- [What is expected]: Return, exactly, the line that contains "What's the underlying" together with all lines after it to the end of the entries, and no further lines.

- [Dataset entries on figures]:

= = = =

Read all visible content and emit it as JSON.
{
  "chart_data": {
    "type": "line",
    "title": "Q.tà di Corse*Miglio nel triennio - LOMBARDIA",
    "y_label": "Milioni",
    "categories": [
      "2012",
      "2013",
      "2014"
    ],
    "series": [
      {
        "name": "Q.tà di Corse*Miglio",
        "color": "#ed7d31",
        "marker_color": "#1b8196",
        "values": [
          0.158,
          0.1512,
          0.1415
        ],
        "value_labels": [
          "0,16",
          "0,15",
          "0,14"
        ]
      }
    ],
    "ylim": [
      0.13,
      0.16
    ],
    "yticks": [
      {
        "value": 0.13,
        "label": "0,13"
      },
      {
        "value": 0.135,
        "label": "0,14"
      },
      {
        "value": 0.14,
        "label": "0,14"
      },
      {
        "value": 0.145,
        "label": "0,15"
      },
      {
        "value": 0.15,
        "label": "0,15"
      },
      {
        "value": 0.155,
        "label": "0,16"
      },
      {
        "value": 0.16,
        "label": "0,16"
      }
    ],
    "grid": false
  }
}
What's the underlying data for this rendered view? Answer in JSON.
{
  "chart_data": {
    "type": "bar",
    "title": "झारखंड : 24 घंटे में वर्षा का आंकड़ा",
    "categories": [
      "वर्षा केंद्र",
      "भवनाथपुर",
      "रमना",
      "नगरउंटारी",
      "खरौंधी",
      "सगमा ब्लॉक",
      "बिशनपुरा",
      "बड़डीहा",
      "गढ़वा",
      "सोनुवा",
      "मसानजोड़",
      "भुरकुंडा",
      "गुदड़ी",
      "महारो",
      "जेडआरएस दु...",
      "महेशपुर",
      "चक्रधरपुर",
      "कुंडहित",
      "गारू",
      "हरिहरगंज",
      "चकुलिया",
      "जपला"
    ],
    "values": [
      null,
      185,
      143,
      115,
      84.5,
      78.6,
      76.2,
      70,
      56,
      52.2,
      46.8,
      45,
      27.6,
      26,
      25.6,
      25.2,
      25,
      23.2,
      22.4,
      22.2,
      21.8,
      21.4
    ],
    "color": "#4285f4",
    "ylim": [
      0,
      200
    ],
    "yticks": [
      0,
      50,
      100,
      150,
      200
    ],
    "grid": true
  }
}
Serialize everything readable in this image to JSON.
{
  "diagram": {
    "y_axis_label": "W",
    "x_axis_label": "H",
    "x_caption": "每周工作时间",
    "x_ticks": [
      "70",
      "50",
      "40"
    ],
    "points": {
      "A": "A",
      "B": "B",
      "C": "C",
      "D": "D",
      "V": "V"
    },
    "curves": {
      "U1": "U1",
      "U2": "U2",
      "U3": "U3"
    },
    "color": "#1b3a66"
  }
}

= = = =

- [Correct output]:
What's the underlying data for this rendered view? Answer in JSON.
{
  "chart_data": {
    "type": "bar",
    "title": "झारखंड : 24 घंटे में वर्षा का आंकड़ा",
    "categories": [
      "वर्षा केंद्र",
      "भवनाथपुर",
      "रमना",
      "नगरउंटारी",
      "खरौंधी",
      "सगमा ब्लॉक",
      "बिशनपुरा",
      "बड़डीहा",
      "गढ़वा",
      "सोनुवा",
      "मसानजोड़",
      "भुरकुंडा",
      "गुदड़ी",
      "महारो",
      "जेडआरएस दु...",
      "महेशपुर",
      "चक्रधरपुर",
      "कुंडहित",
      "गारू",
      "हरिहरगंज",
      "चकुलिया",
      "जपला"
    ],
    "values": [
      null,
      185,
      143,
      115,
      84.5,
      78.6,
      76.2,
      70,
      56,
      52.2,
      46.8,
      45,
      27.6,
      26,
      25.6,
      25.2,
      25,
      23.2,
      22.4,
      22.2,
      21.8,
      21.4
    ],
    "color": "#4285f4",
    "ylim": [
      0,
      200
    ],
    "yticks": [
      0,
      50,
      100,
      150,
      200
    ],
    "grid": true
  }
}
Serialize everything readable in this image to JSON.
{
  "diagram": {
    "y_axis_label": "W",
    "x_axis_label": "H",
    "x_caption": "每周工作时间",
    "x_ticks": [
      "70",
      "50",
      "40"
    ],
    "points": {
      "A": "A",
      "B": "B",
      "C": "C",
      "D": "D",
      "V": "V"
    },
    "curves": {
      "U1": "U1",
      "U2": "U2",
      "U3": "U3"
    },
    "color": "#1b3a66"
  }
}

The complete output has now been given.